------ Data for processing

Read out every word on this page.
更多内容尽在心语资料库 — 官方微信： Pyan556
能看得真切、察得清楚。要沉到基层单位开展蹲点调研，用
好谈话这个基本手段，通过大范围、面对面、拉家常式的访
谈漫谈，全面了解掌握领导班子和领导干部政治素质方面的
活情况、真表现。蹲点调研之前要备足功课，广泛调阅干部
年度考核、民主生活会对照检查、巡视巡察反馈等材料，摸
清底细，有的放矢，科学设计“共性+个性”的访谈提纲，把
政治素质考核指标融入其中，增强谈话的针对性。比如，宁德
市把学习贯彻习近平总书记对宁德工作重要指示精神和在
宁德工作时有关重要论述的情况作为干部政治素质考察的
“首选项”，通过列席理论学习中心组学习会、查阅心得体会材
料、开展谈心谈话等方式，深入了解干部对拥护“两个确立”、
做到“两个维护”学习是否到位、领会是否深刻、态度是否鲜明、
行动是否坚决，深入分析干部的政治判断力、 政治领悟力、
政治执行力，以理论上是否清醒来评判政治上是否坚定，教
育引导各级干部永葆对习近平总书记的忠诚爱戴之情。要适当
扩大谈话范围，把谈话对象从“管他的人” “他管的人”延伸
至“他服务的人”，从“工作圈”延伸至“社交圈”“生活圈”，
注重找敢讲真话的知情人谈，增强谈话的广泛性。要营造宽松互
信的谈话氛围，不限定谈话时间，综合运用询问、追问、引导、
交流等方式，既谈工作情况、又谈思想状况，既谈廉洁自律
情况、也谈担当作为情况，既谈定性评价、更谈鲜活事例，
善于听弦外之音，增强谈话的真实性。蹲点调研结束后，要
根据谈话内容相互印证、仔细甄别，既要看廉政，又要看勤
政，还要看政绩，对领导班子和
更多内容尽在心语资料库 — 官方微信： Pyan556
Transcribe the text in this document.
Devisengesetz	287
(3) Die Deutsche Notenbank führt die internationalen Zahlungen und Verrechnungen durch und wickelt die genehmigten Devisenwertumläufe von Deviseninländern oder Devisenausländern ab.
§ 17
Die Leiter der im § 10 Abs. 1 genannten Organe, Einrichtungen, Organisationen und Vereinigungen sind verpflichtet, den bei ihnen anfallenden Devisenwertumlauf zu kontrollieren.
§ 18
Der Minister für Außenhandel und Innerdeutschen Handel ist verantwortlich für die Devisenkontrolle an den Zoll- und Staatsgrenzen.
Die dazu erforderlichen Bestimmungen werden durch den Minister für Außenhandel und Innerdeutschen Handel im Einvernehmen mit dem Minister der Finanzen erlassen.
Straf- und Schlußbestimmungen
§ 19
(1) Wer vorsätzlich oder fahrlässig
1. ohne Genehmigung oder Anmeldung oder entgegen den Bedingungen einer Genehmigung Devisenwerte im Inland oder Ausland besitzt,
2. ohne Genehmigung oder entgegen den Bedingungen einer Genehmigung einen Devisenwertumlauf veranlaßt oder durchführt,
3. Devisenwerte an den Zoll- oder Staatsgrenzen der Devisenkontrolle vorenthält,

------------

* [Exercise instructions] Read through the lines above and collect those that contain the string "Minister".

* [Full solution]
Der Minister für Außenhandel und Innerdeutschen Handel ist verantwortlich für die Devisenkontrolle an den Zoll- und Staatsgrenzen.
Die dazu erforderlichen Bestimmungen werden durch den Minister für Außenhandel und Innerdeutschen Handel im Einvernehmen mit dem Minister der Finanzen erlassen.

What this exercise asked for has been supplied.